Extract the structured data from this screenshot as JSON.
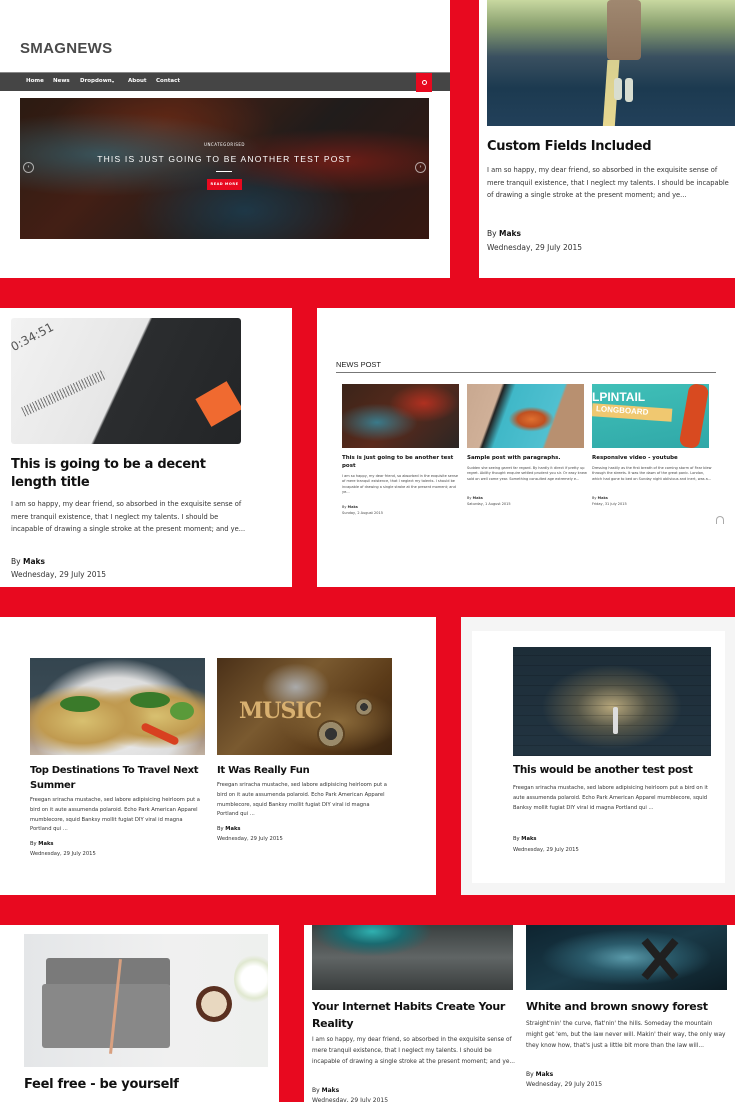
{
  "site": {
    "logo": "SMAGNEWS",
    "nav": [
      "Home",
      "News",
      "Dropdown",
      "About",
      "Contact"
    ],
    "dropdown_caret": "▾",
    "search_icon": "🔍"
  },
  "hero": {
    "category": "UNCATEGORISED",
    "title": "THIS IS JUST GOING TO BE ANOTHER TEST POST",
    "button": "READ MORE",
    "prev_icon": "‹",
    "next_icon": "›"
  },
  "featured_card": {
    "title": "Custom Fields Included",
    "excerpt": "I am so happy, my dear friend, so absorbed in the exquisite sense of mere tranquil existence, that I neglect my talents. I should be incapable of drawing a single stroke at the present moment; and ye...",
    "by": "By",
    "author": "Maks",
    "date": "Wednesday, 29 July 2015"
  },
  "decent_card": {
    "title": "This is going to be a decent length title",
    "excerpt": "I am so happy, my dear friend, so absorbed in the exquisite sense of mere tranquil existence, that I neglect my talents. I should be incapable of drawing a single stroke at the present moment; and ye...",
    "by": "By",
    "author": "Maks",
    "date": "Wednesday, 29 July 2015",
    "image_text": "0:34:51"
  },
  "news_post": {
    "heading": "NEWS POST",
    "items": [
      {
        "title": "This is just going to be another test post",
        "excerpt": "I am so happy, my dear friend, so absorbed in the exquisite sense of mere tranquil existence, that I neglect my talents. I should be incapable of drawing a single stroke at the present moment; and ye...",
        "by": "By",
        "author": "Maks",
        "date": "Sunday, 2 August 2015"
      },
      {
        "title": "Sample post with paragraphs.",
        "excerpt": "Sudden she seeing garret far regard. By hardly it direct if pretty up regret. Ability thought enquire settled prudent you sir. Or easy knew sold on well come year. Something consulted age extremely e...",
        "by": "By",
        "author": "Maks",
        "date": "Saturday, 1 August 2015"
      },
      {
        "title": "Responsive video - youtube",
        "excerpt": "Dressing hastily as the first breath of the coming storm of Fear blew through the streets. It was the dawn of the great panic. London, which had gone to bed on Sunday night oblivious and inert, was a...",
        "by": "By",
        "author": "Maks",
        "date": "Friday, 31 July 2015",
        "image_text_1": "LPINTAIL",
        "image_text_2": "LONGBOARD"
      }
    ]
  },
  "grid_cards": [
    {
      "title": "Top Destinations To Travel Next Summer",
      "excerpt": "Freegan sriracha mustache, sed labore adipisicing heirloom put a bird on it aute assumenda polaroid. Echo Park American Apparel mumblecore, squid Banksy mollit fugiat DIY viral id magna Portland qui ...",
      "by": "By",
      "author": "Maks",
      "date": "Wednesday, 29 July 2015"
    },
    {
      "title": "It Was Really Fun",
      "excerpt": "Freegan sriracha mustache, sed labore adipisicing heirloom put a bird on it aute assumenda polaroid. Echo Park American Apparel mumblecore, squid Banksy mollit fugiat DIY viral id magna Portland qui ...",
      "by": "By",
      "author": "Maks",
      "date": "Wednesday, 29 July 2015",
      "image_text": "MUSIC"
    }
  ],
  "test_card": {
    "title": "This would be another test post",
    "excerpt": "Freegan sriracha mustache, sed labore adipisicing heirloom put a bird on it aute assumenda polaroid. Echo Park American Apparel mumblecore, squid Banksy mollit fugiat DIY viral id magna Portland qui ...",
    "by": "By",
    "author": "Maks",
    "date": "Wednesday, 29 July 2015"
  },
  "feel_free_card": {
    "title": "Feel free - be yourself"
  },
  "bottom_cards": [
    {
      "title": "Your Internet Habits Create Your Reality",
      "excerpt": "I am so happy, my dear friend, so absorbed in the exquisite sense of mere tranquil existence, that I neglect my talents. I should be incapable of drawing a single stroke at the present moment; and ye...",
      "by": "By",
      "author": "Maks",
      "date": "Wednesday, 29 July 2015"
    },
    {
      "title": "White and brown snowy forest",
      "excerpt": "Straight'nin' the curve, flat'nin' the hills. Someday the mountain might get 'em, but the law never will. Makin' their way, the only way they know how, that's just a little bit more than the law will...",
      "by": "By",
      "author": "Maks",
      "date": "Wednesday, 29 July 2015"
    }
  ],
  "colors": {
    "brand_red": "#e8091f",
    "nav_bg": "#454545"
  }
}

ASSIGNED TASK: Read through the entries, then copy every line where the string "present" is found.

ANSWER TO THIS PROBLEM:
    "excerpt": "I am so happy, my dear friend, so absorbed in the exquisite sense of mere tranquil existence, that I neglect my talents. I should be incapable of drawing a single stroke at the present moment; and ye...",
    "excerpt": "I am so happy, my dear friend, so absorbed in the exquisite sense of mere tranquil existence, that I neglect my talents. I should be incapable of drawing a single stroke at the present moment; and ye...",
        "excerpt": "I am so happy, my dear friend, so absorbed in the exquisite sense of mere tranquil existence, that I neglect my talents. I should be incapable of drawing a single stroke at the present moment; and ye...",
      "excerpt": "I am so happy, my dear friend, so absorbed in the exquisite sense of mere tranquil existence, that I neglect my talents. I should be incapable of drawing a single stroke at the present moment; and ye...",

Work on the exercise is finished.